YOUR OBJECTIVE: Extract the complete data exactly as given.
:: RAW RECORDS ::
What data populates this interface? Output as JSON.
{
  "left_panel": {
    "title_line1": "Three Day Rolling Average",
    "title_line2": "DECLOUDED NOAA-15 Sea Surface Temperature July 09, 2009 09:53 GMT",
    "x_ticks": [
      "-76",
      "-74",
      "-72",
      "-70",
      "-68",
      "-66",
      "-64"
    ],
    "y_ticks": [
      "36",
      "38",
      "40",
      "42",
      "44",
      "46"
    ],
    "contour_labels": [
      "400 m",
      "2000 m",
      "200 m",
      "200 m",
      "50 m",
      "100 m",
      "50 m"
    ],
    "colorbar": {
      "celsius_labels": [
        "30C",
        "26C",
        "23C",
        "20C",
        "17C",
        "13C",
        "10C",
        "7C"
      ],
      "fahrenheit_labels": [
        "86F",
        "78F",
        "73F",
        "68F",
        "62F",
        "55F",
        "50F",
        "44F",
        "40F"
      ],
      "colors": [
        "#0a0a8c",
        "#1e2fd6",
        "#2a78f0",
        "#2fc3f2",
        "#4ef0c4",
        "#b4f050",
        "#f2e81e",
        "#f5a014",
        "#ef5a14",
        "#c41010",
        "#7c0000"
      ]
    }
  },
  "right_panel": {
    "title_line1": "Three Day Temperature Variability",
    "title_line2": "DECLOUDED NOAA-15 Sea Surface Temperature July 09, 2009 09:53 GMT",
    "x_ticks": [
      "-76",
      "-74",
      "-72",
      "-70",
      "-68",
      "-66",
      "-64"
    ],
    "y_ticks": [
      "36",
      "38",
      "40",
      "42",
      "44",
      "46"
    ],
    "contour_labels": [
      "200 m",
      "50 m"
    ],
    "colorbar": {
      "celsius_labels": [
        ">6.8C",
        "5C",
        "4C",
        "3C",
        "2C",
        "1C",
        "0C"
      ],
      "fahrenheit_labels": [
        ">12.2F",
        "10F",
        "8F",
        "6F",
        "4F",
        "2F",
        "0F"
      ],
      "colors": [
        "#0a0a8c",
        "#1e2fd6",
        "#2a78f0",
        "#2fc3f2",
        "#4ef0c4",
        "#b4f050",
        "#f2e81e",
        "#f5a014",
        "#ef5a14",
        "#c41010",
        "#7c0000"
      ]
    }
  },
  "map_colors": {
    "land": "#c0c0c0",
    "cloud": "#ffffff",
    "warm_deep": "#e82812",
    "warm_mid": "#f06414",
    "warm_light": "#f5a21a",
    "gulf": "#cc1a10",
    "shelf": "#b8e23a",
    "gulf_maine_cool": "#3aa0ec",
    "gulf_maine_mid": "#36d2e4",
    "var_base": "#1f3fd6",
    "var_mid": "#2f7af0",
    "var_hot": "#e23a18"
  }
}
:::
EXPECTED OUTPUT:
What data populates this interface? Output as JSON.
{
  "left_panel": {
    "title_line1": "Three Day Rolling Average",
    "title_line2": "DECLOUDED NOAA-15 Sea Surface Temperature July 09, 2009 09:53 GMT",
    "x_ticks": [
      "-76",
      "-74",
      "-72",
      "-70",
      "-68",
      "-66",
      "-64"
    ],
    "y_ticks": [
      "36",
      "38",
      "40",
      "42",
      "44",
      "46"
    ],
    "contour_labels": [
      "400 m",
      "2000 m",
      "200 m",
      "200 m",
      "50 m",
      "100 m",
      "50 m"
    ],
    "colorbar": {
      "celsius_labels": [
        "30C",
        "26C",
        "23C",
        "20C",
        "17C",
        "13C",
        "10C",
        "7C"
      ],
      "fahrenheit_labels": [
        "86F",
        "78F",
        "73F",
        "68F",
        "62F",
        "55F",
        "50F",
        "44F",
        "40F"
      ],
      "colors": [
        "#0a0a8c",
        "#1e2fd6",
        "#2a78f0",
        "#2fc3f2",
        "#4ef0c4",
        "#b4f050",
        "#f2e81e",
        "#f5a014",
        "#ef5a14",
        "#c41010",
        "#7c0000"
      ]
    }
  },
  "right_panel": {
    "title_line1": "Three Day Temperature Variability",
    "title_line2": "DECLOUDED NOAA-15 Sea Surface Temperature July 09, 2009 09:53 GMT",
    "x_ticks": [
      "-76",
      "-74",
      "-72",
      "-70",
      "-68",
      "-66",
      "-64"
    ],
    "y_ticks": [
      "36",
      "38",
      "40",
      "42",
      "44",
      "46"
    ],
    "contour_labels": [
      "200 m",
      "50 m"
    ],
    "colorbar": {
      "celsius_labels": [
        ">6.8C",
        "5C",
        "4C",
        "3C",
        "2C",
        "1C",
        "0C"
      ],
      "fahrenheit_labels": [
        ">12.2F",
        "10F",
        "8F",
        "6F",
        "4F",
        "2F",
        "0F"
      ],
      "colors": [
        "#0a0a8c",
        "#1e2fd6",
        "#2a78f0",
        "#2fc3f2",
        "#4ef0c4",
        "#b4f050",
        "#f2e81e",
        "#f5a014",
        "#ef5a14",
        "#c41010",
        "#7c0000"
      ]
    }
  },
  "map_colors": {
    "land": "#c0c0c0",
    "cloud": "#ffffff",
    "warm_deep": "#e82812",
    "warm_mid": "#f06414",
    "warm_light": "#f5a21a",
    "gulf": "#cc1a10",
    "shelf": "#b8e23a",
    "gulf_maine_cool": "#3aa0ec",
    "gulf_maine_mid": "#36d2e4",
    "var_base": "#1f3fd6",
    "var_mid": "#2f7af0",
    "var_hot": "#e23a18"
  }
}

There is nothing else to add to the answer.